Exercise input:

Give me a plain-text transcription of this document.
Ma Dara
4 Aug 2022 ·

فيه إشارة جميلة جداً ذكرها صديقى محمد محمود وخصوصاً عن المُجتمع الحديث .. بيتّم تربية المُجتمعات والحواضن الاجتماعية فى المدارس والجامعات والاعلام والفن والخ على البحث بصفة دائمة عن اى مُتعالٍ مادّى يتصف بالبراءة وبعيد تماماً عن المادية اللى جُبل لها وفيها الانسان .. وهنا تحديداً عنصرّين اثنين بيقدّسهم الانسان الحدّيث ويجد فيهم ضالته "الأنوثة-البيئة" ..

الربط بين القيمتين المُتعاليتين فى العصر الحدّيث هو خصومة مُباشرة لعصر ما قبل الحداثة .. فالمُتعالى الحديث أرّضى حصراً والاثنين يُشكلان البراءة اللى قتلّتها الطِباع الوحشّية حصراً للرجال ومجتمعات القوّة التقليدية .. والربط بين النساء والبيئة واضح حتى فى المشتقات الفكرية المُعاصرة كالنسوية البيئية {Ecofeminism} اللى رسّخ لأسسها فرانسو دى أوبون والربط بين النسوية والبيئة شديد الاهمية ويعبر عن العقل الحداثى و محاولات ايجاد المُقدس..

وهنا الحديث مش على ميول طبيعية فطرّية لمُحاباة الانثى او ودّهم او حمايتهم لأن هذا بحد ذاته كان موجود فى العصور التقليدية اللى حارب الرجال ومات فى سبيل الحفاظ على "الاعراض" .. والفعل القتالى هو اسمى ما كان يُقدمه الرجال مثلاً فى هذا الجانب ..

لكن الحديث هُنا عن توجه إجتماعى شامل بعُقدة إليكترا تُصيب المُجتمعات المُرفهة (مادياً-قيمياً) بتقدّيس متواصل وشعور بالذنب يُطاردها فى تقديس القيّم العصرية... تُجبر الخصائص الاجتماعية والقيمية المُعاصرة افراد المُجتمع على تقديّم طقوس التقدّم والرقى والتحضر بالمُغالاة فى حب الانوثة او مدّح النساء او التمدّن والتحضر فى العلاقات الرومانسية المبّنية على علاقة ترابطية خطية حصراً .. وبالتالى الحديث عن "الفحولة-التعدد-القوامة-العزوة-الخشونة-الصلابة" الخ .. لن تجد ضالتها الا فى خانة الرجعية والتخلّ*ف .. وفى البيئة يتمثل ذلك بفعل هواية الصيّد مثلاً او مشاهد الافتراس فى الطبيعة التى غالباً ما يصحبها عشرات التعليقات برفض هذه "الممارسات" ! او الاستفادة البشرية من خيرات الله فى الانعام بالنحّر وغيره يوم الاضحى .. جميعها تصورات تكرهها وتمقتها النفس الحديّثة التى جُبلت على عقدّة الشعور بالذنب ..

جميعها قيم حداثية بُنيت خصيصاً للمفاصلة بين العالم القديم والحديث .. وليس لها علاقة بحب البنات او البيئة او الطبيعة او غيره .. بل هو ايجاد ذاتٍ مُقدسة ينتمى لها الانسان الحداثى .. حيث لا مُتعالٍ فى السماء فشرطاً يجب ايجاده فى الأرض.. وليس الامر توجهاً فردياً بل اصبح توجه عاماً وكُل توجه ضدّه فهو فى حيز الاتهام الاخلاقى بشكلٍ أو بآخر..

Given problem: From the listing above, extract every line exactly as it stands.

Problem solution:
Give me a plain-text transcription of this document.
Ma Dara
4 Aug 2022 ·

فيه إشارة جميلة جداً ذكرها صديقى محمد محمود وخصوصاً عن المُجتمع الحديث .. بيتّم تربية المُجتمعات والحواضن الاجتماعية فى المدارس والجامعات والاعلام والفن والخ على البحث بصفة دائمة عن اى مُتعالٍ مادّى يتصف بالبراءة وبعيد تماماً عن المادية اللى جُبل لها وفيها الانسان .. وهنا تحديداً عنصرّين اثنين بيقدّسهم الانسان الحدّيث ويجد فيهم ضالته "الأنوثة-البيئة" ..

الربط بين القيمتين المُتعاليتين فى العصر الحدّيث هو خصومة مُباشرة لعصر ما قبل الحداثة .. فالمُتعالى الحديث أرّضى حصراً والاثنين يُشكلان البراءة اللى قتلّتها الطِباع الوحشّية حصراً للرجال ومجتمعات القوّة التقليدية .. والربط بين النساء والبيئة واضح حتى فى المشتقات الفكرية المُعاصرة كالنسوية البيئية {Ecofeminism} اللى رسّخ لأسسها فرانسو دى أوبون والربط بين النسوية والبيئة شديد الاهمية ويعبر عن العقل الحداثى و محاولات ايجاد المُقدس..

وهنا الحديث مش على ميول طبيعية فطرّية لمُحاباة الانثى او ودّهم او حمايتهم لأن هذا بحد ذاته كان موجود فى العصور التقليدية اللى حارب الرجال ومات فى سبيل الحفاظ على "الاعراض" .. والفعل القتالى هو اسمى ما كان يُقدمه الرجال مثلاً فى هذا الجانب ..

لكن الحديث هُنا عن توجه إجتماعى شامل بعُقدة إليكترا تُصيب المُجتمعات المُرفهة (مادياً-قيمياً) بتقدّيس متواصل وشعور بالذنب يُطاردها فى تقديس القيّم العصرية... تُجبر الخصائص الاجتماعية والقيمية المُعاصرة افراد المُجتمع على تقديّم طقوس التقدّم والرقى والتحضر بالمُغالاة فى حب الانوثة او مدّح النساء او التمدّن والتحضر فى العلاقات الرومانسية المبّنية على علاقة ترابطية خطية حصراً .. وبالتالى الحديث عن "الفحولة-التعدد-القوامة-العزوة-الخشونة-الصلابة" الخ .. لن تجد ضالتها الا فى خانة الرجعية والتخلّ*ف .. وفى البيئة يتمثل ذلك بفعل هواية الصيّد مثلاً او مشاهد الافتراس فى الطبيعة التى غالباً ما يصحبها عشرات التعليقات برفض هذه "الممارسات" ! او الاستفادة البشرية من خيرات الله فى الانعام بالنحّر وغيره يوم الاضحى .. جميعها تصورات تكرهها وتمقتها النفس الحديّثة التى جُبلت على عقدّة الشعور بالذنب ..

جميعها قيم حداثية بُنيت خصيصاً للمفاصلة بين العالم القديم والحديث .. وليس لها علاقة بحب البنات او البيئة او الطبيعة او غيره .. بل هو ايجاد ذاتٍ مُقدسة ينتمى لها الانسان الحداثى .. حيث لا مُتعالٍ فى السماء فشرطاً يجب ايجاده فى الأرض.. وليس الامر توجهاً فردياً بل اصبح توجه عاماً وكُل توجه ضدّه فهو فى حيز الاتهام الاخلاقى بشكلٍ أو بآخر..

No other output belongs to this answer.